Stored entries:
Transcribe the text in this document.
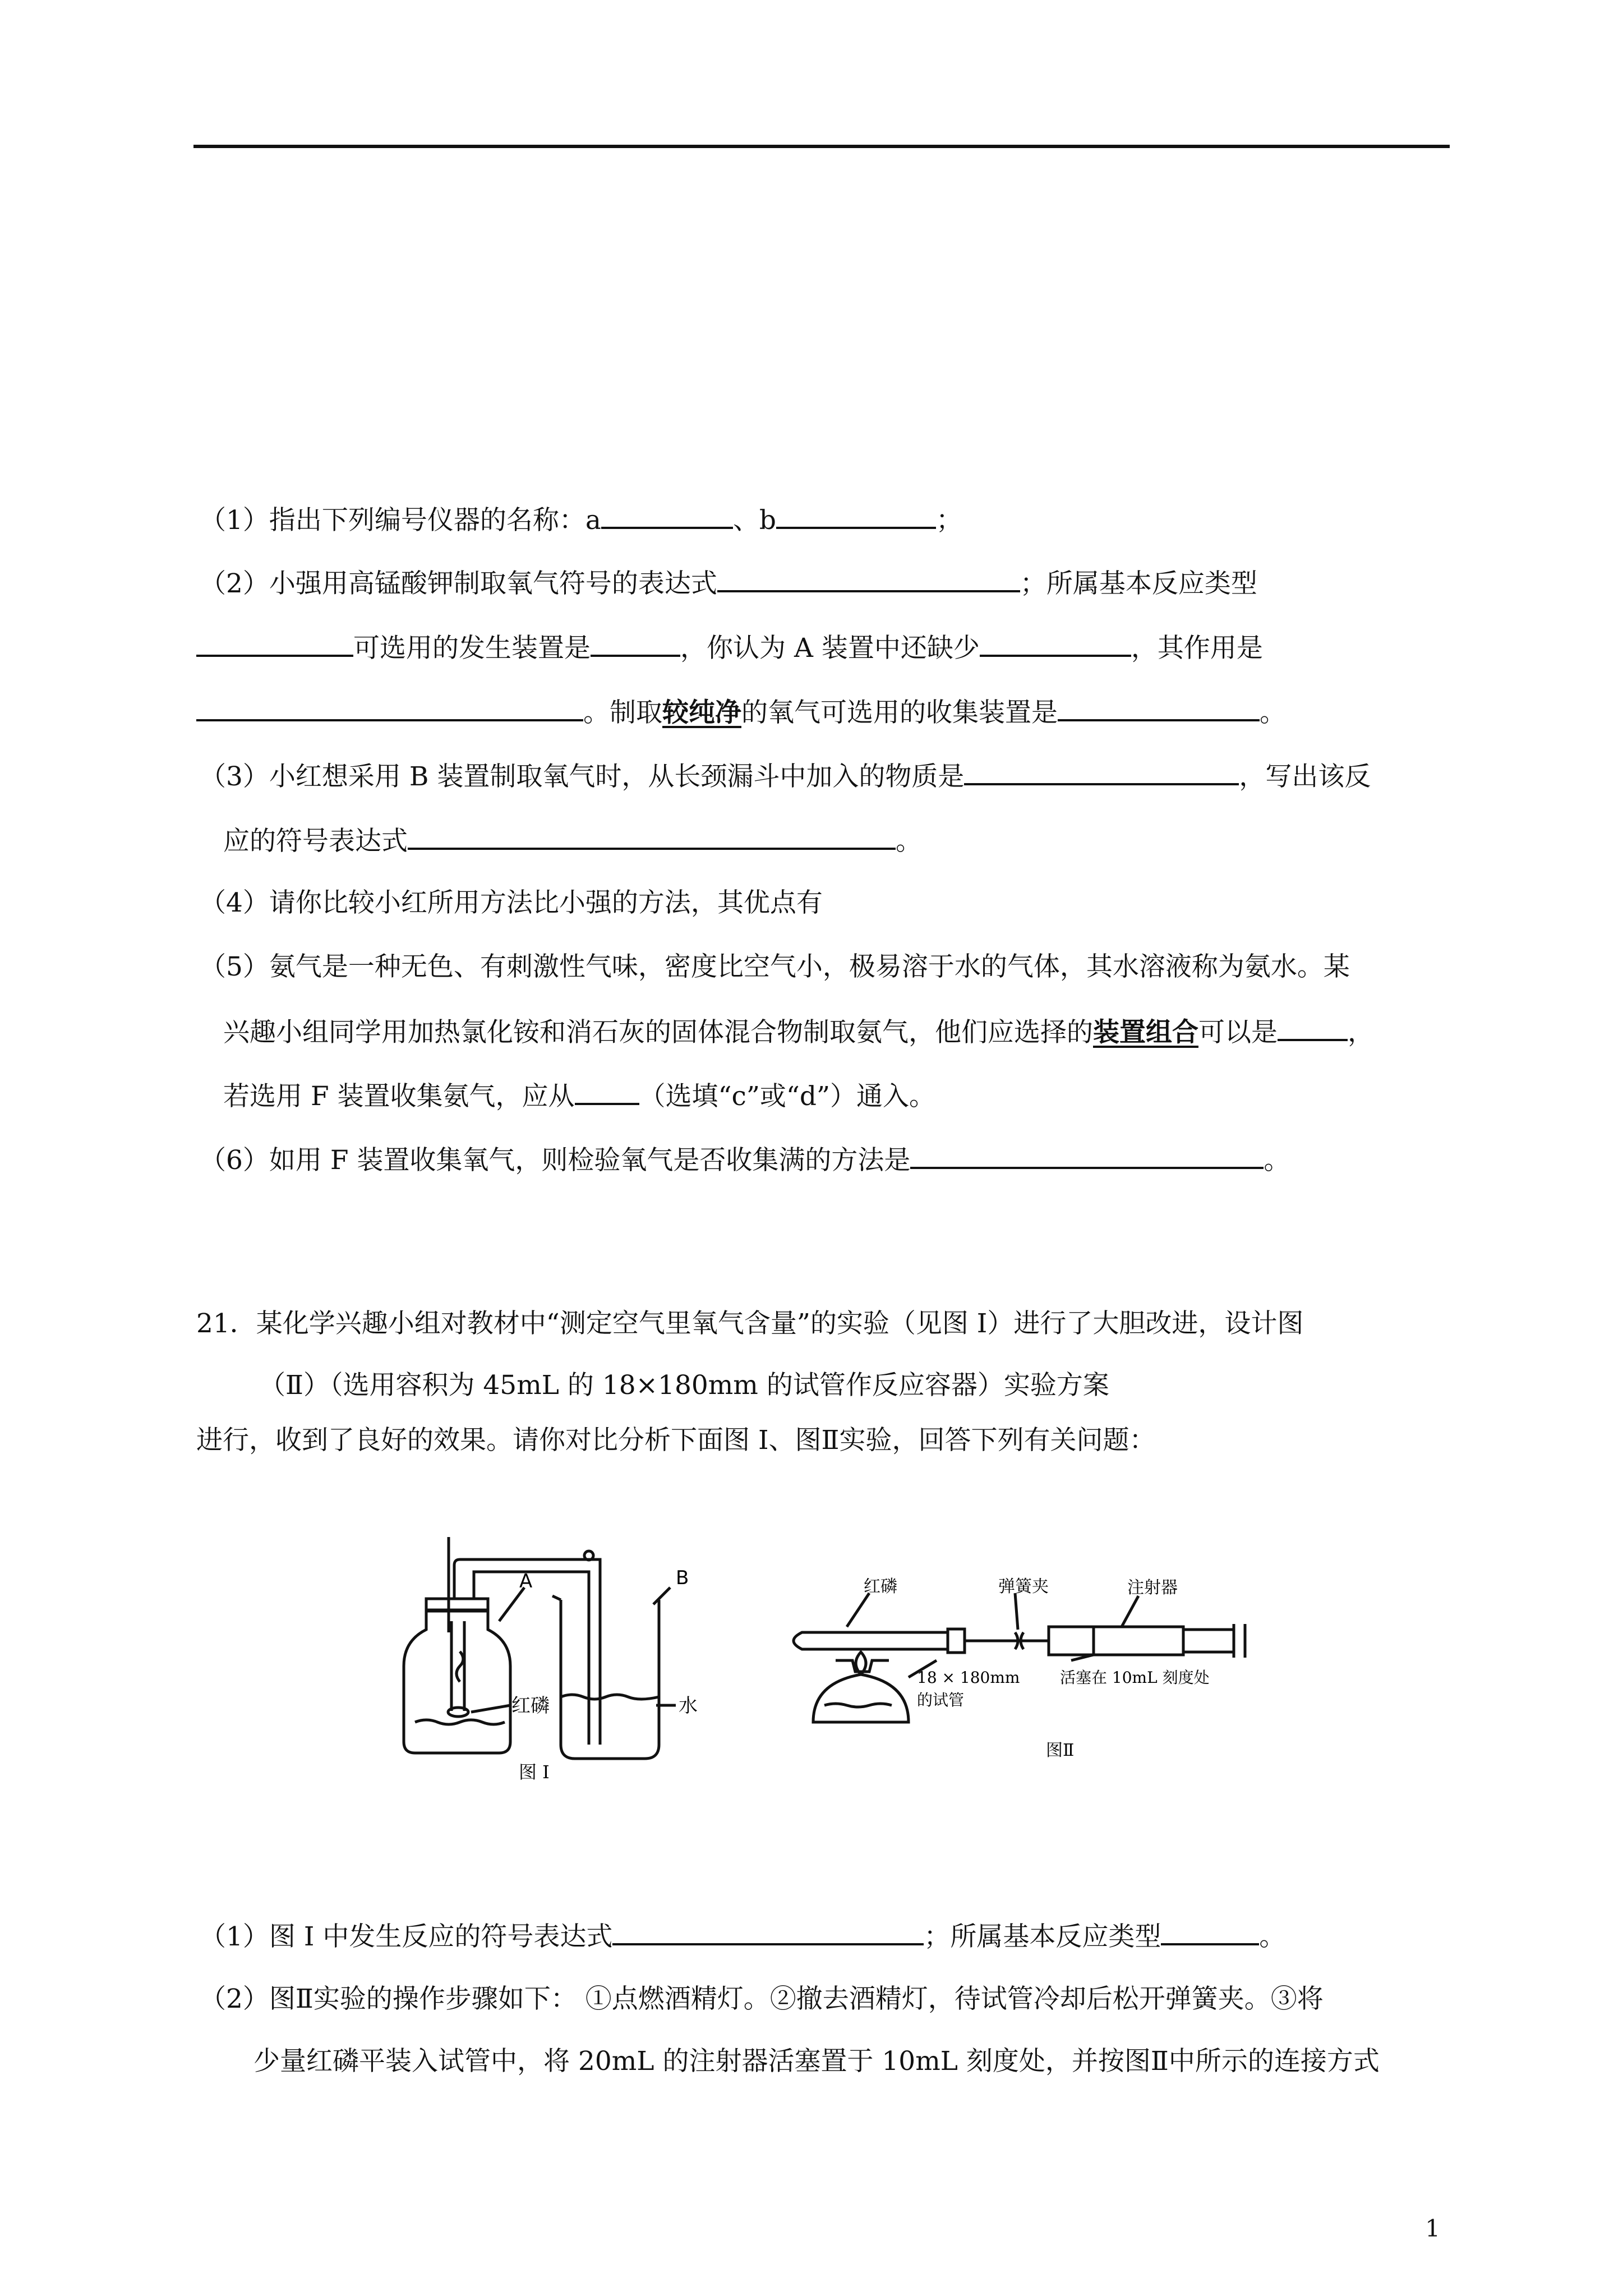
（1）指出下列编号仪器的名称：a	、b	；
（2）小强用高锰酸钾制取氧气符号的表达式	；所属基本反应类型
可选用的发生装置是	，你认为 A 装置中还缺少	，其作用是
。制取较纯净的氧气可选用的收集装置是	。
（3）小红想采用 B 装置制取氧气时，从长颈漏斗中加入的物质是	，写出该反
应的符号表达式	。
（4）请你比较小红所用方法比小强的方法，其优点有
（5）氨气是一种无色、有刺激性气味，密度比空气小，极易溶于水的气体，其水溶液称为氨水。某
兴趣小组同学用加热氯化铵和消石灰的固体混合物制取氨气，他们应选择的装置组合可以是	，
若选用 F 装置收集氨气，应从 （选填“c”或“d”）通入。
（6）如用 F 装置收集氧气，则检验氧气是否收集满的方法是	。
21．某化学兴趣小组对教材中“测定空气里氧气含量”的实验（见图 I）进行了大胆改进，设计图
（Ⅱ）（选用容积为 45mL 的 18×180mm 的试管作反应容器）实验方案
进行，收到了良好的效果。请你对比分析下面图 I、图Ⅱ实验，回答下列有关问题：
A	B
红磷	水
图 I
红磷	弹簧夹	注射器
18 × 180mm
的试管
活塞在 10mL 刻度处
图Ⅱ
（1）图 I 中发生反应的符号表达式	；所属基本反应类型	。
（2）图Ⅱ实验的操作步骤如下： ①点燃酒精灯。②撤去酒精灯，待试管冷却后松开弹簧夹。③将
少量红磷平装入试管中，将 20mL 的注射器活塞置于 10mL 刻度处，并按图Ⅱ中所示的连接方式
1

==

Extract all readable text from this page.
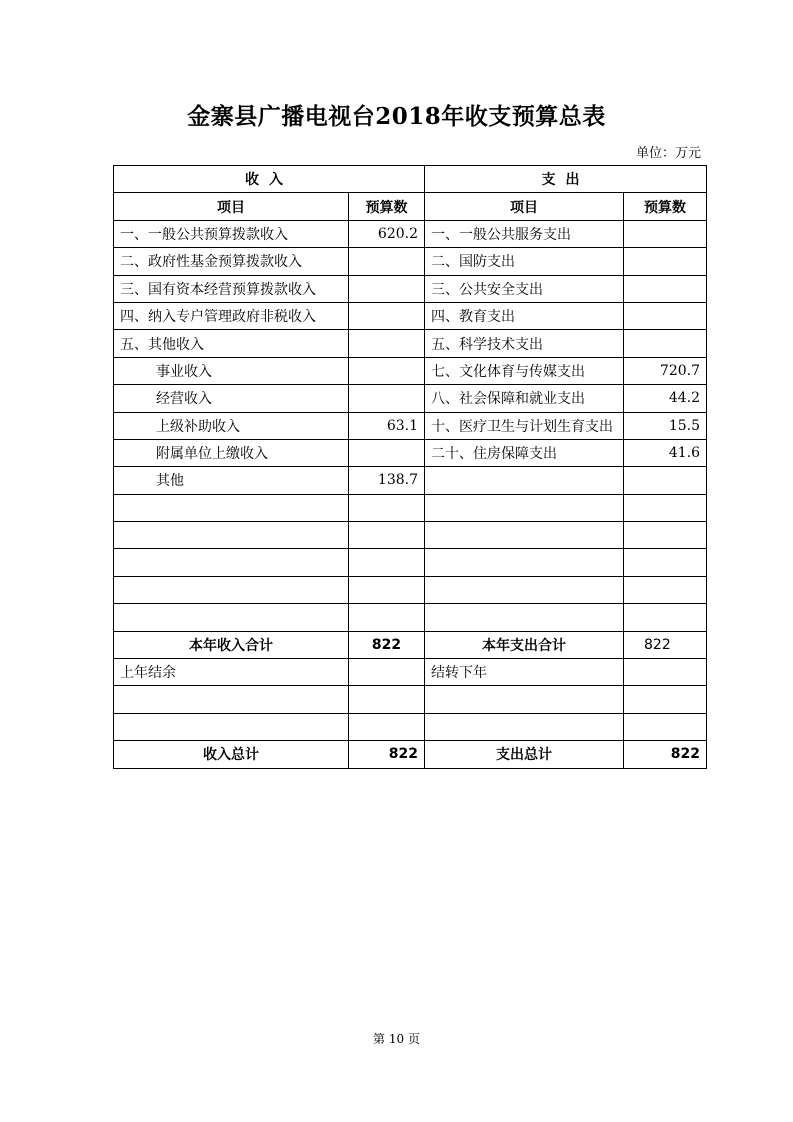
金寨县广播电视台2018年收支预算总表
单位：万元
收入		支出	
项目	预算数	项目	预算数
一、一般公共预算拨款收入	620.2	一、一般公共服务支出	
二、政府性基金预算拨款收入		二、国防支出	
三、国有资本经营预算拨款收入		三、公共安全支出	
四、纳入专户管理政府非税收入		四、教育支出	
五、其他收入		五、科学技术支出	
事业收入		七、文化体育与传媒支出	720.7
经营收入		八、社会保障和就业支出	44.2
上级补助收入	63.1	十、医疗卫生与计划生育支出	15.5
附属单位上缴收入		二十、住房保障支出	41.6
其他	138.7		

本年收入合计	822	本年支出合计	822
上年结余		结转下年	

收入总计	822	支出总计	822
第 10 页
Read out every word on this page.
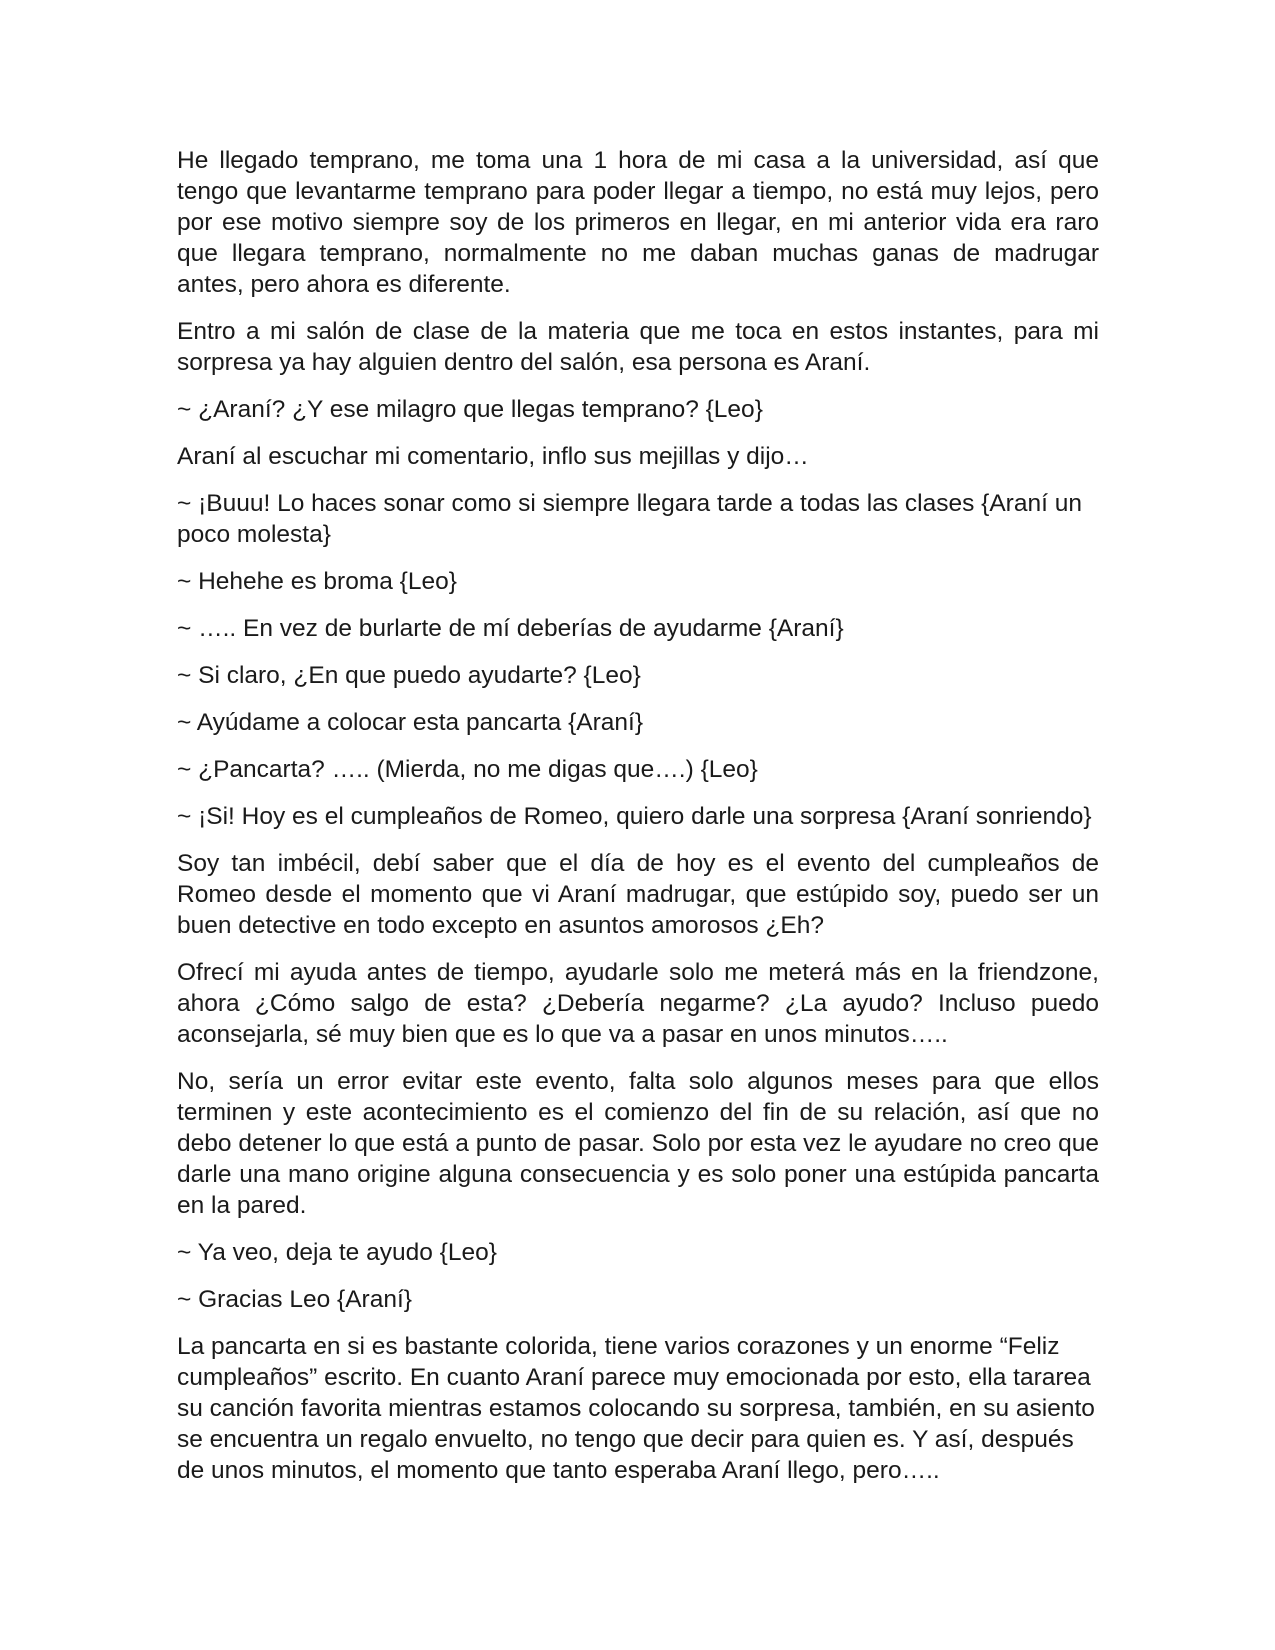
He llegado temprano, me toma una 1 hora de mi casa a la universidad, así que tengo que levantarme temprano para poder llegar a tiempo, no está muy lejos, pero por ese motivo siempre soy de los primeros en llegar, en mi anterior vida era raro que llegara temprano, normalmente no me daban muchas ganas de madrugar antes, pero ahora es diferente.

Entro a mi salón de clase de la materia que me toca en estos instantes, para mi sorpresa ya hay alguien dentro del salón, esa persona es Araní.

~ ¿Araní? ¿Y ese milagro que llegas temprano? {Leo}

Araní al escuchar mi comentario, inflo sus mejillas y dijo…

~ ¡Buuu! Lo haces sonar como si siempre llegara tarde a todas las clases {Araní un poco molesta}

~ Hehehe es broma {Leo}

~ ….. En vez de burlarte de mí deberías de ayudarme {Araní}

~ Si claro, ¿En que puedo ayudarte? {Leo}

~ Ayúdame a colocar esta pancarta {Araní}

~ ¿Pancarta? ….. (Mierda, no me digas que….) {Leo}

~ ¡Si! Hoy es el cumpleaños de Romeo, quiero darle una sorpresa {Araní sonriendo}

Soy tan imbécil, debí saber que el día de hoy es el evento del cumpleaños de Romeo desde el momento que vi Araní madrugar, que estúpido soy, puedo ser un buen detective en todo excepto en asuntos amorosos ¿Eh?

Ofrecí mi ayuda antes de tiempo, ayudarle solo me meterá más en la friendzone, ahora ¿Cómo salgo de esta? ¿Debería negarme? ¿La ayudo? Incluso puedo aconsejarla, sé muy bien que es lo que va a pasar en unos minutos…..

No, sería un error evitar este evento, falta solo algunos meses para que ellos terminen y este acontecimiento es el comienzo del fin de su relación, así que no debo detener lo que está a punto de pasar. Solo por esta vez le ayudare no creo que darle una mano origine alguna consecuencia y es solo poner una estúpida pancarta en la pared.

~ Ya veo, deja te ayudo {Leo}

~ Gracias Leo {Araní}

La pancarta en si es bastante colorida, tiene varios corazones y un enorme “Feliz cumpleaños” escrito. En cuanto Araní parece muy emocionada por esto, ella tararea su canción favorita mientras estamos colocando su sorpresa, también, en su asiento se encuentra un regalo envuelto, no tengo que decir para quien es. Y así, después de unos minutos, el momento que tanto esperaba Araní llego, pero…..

...

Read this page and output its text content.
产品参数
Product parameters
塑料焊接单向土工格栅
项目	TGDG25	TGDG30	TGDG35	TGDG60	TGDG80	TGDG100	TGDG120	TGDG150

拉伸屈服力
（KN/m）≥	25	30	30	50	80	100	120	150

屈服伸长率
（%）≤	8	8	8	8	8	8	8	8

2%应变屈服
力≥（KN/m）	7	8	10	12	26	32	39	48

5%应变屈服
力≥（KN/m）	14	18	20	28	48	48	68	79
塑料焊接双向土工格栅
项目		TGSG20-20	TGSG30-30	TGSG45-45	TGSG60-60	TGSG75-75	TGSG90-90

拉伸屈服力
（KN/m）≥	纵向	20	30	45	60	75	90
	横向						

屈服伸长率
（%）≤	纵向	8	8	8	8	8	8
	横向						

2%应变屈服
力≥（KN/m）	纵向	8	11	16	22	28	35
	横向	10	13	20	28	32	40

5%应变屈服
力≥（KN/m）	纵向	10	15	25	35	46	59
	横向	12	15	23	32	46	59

[Work to complete]
From the entries above, copy every line where the word "evento" shows up.

[Solution to this problem]
Soy tan imbécil, debí saber que el día de hoy es el evento del cumpleaños de Romeo desde el momento que vi Araní madrugar, que estúpido soy, puedo ser un buen detective en todo excepto en asuntos amorosos ¿Eh?
No, sería un error evitar este evento, falta solo algunos meses para que ellos terminen y este acontecimiento es el comienzo del fin de su relación, así que no debo detener lo que está a punto de pasar. Solo por esta vez le ayudare no creo que darle una mano origine alguna consecuencia y es solo poner una estúpida pancarta en la pared.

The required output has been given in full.